What are the EM fields associated with an osscilating dipole?

$$\rho = -\vec{P}\cdot \nabla \delta^3(r)$$ $$\vec{J} = \frac{d\vec{P}}{dt}\delta^3(r) $$

If your uncomfortable with that, simply just imagine an oscillating current density at a single point in space

$$\vec{J} = I_{0}\cos(\omega t) \delta^3(r) \hat k$$

[use charge conservation to prove it fits the same form as a dipole]

The radiation fields from this distribution are:

$$\vec{E} =\frac{1}{r} \frac{\mu_0 I_{0}\omega}{4\pi} \sin(\frac{\omega}{c}r-\omega t)\sin(\theta)\hat \theta$$

$$\vec{B} =\frac{1}{r} \frac{\mu_0 I_{0}\omega}{4\pi c} \sin(\frac{\omega}{c}r-\omega t)\sin(\theta)\hat \phi$$

The radiation has symmetry along the variable $\phi$, it does not have spherical symmetry

When $\theta = 0, \pi$ [the oscillation axis] the EM field is zero, meaning no light is produced.

From these equations it is clear that the propagation direction is in the direction of $\hat r$

This can also be seen the the poynting vector

$$\vec{S} \propto (\hat \theta × \hat \phi) \propto \hat r$$

Edit:

The full three dimensional plane wave solution is in the form $$\vec{E} =\vec{E}_{0}\cos(\vec{k} \cdot \vec{r} - \omega)$$

$\vec{k}$ is the wave vector, it specifies the direction the wave is travelling, or the measured direction of the phase velocity

For all planes perpendicular to the wave vector, $\vec{k} \cdot \vec{r}$ is a constant. This means that the field will have the same value, for all planes in perpendicular to the direction of travel,which by definition constitutes, a wave front. Whose whose phase velocity in the direction of the wave vector is "c"

Visualising this makes it clear to see why there is a direction of travel in the direction of k

The simplification of $\vec{k} \cdot \vec{r}$ for the case where the wave vector is in the direction of the x unit vector, is:

$$\vec{k} \cdot \vec{r} = kx$$

Which reduces to the standard 1 dimensional equation. Please note in the 1d equations, this one dimensional variation of E with x, does not mean the field exists only on the x axis. It exists as that same values for all planes perpendicular to the wave vector [x,y,z]

So where is the wave vector in my equation for the dipole field? Well even though it is not a plane wave, it can still be expressed as a dot product with a wave vector.

** RAW DATA **
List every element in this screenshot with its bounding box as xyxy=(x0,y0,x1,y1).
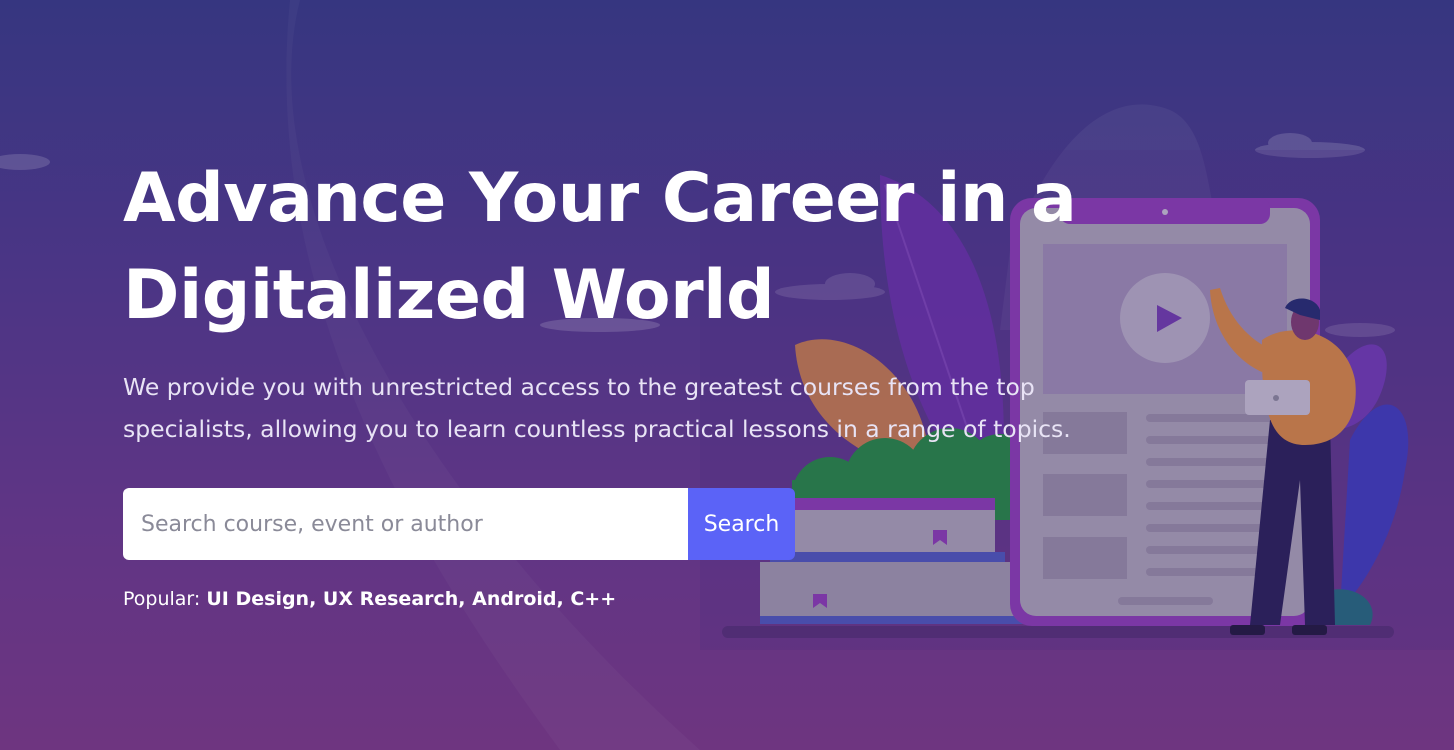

* * *

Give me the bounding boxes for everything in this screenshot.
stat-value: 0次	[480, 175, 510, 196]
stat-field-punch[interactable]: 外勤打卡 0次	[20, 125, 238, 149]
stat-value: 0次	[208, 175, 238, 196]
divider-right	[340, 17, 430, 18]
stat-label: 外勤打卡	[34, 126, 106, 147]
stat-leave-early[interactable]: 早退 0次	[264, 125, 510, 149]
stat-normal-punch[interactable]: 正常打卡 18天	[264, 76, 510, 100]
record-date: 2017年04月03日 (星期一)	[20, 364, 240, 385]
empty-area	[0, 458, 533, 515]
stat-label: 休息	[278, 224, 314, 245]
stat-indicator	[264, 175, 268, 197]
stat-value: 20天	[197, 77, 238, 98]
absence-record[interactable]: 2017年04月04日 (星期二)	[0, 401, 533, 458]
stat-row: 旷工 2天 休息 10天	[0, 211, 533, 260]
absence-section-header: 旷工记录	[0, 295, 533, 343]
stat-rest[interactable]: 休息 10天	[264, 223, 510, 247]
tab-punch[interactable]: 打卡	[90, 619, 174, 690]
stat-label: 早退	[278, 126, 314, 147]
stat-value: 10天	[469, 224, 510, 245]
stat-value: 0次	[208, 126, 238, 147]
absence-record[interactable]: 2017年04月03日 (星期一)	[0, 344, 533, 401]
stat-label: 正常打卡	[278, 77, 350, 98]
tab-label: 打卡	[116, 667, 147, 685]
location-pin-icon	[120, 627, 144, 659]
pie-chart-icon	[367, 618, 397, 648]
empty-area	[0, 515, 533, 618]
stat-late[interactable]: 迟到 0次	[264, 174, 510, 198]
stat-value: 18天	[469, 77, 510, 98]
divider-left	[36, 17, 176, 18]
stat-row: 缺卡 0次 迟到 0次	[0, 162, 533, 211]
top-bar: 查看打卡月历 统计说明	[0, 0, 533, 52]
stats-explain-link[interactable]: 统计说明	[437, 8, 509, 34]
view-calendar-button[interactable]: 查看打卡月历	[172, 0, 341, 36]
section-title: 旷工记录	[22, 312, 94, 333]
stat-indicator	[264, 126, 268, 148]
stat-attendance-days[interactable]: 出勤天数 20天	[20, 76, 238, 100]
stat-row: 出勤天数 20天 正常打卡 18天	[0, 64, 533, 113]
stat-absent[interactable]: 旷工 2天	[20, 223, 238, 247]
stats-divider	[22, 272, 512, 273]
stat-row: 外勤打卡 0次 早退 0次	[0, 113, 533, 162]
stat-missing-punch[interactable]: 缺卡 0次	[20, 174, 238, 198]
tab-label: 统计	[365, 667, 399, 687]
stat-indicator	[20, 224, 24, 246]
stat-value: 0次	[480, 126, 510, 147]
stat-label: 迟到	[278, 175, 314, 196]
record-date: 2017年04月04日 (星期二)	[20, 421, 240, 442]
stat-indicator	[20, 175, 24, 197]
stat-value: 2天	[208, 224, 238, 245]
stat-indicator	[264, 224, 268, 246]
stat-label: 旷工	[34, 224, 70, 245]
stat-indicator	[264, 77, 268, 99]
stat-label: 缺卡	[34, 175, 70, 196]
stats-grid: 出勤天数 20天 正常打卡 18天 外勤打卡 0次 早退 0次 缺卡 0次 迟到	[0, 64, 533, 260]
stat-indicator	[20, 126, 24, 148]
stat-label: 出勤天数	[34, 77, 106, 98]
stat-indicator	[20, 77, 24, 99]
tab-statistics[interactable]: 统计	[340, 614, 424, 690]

** TO BE DONE **
A: In the passage on dipole radiation, what happens to the EM field when θ = 0 or π?
B: Reproduce the passage on dipole radiation from "So where is" up to and including "a wave vector.".

** TASK-BY-TASK SOLUTIONS **
A: The field is zero there, so no light is produced along the oscillation axis.

B:
So where is the wave vector in my equation for the dipole field? Well even though it is not a plane wave, it can still be expressed as a dot product with a wave vector.